↓↓↓

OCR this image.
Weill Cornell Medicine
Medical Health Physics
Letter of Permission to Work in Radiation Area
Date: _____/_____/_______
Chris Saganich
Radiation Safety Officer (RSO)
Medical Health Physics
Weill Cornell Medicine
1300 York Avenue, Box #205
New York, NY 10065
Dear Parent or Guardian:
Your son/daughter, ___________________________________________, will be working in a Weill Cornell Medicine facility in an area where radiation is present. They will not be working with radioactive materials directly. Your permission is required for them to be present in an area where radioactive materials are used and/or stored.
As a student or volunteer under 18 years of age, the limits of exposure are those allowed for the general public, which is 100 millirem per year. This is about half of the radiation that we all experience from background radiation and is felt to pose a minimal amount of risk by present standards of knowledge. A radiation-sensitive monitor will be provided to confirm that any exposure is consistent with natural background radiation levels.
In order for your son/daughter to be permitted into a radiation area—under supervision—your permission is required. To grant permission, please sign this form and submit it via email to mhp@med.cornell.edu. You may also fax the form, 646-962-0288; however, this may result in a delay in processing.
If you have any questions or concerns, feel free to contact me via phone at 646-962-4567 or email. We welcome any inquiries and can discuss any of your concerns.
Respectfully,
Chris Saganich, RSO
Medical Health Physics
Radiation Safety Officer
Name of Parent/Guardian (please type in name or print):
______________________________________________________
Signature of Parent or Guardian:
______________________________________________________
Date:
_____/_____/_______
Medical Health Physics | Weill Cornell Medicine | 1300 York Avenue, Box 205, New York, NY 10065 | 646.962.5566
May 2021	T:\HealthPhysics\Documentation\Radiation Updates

↑↑↑

Aim
Transcribe the full listing above without leaving anything out.

Answer for this exercise
OCR this image.
Weill Cornell Medicine
Medical Health Physics
Letter of Permission to Work in Radiation Area
Date: _____/_____/_______
Chris Saganich
Radiation Safety Officer (RSO)
Medical Health Physics
Weill Cornell Medicine
1300 York Avenue, Box #205
New York, NY 10065
Dear Parent or Guardian:
Your son/daughter, ___________________________________________, will be working in a Weill Cornell Medicine facility in an area where radiation is present. They will not be working with radioactive materials directly. Your permission is required for them to be present in an area where radioactive materials are used and/or stored.
As a student or volunteer under 18 years of age, the limits of exposure are those allowed for the general public, which is 100 millirem per year. This is about half of the radiation that we all experience from background radiation and is felt to pose a minimal amount of risk by present standards of knowledge. A radiation-sensitive monitor will be provided to confirm that any exposure is consistent with natural background radiation levels.
In order for your son/daughter to be permitted into a radiation area—under supervision—your permission is required. To grant permission, please sign this form and submit it via email to mhp@med.cornell.edu. You may also fax the form, 646-962-0288; however, this may result in a delay in processing.
If you have any questions or concerns, feel free to contact me via phone at 646-962-4567 or email. We welcome any inquiries and can discuss any of your concerns.
Respectfully,
Chris Saganich, RSO
Medical Health Physics
Radiation Safety Officer
Name of Parent/Guardian (please type in name or print):
______________________________________________________
Signature of Parent or Guardian:
______________________________________________________
Date:
_____/_____/_______
Medical Health Physics | Weill Cornell Medicine | 1300 York Avenue, Box 205, New York, NY 10065 | 646.962.5566
May 2021	T:\HealthPhysics\Documentation\Radiation Updates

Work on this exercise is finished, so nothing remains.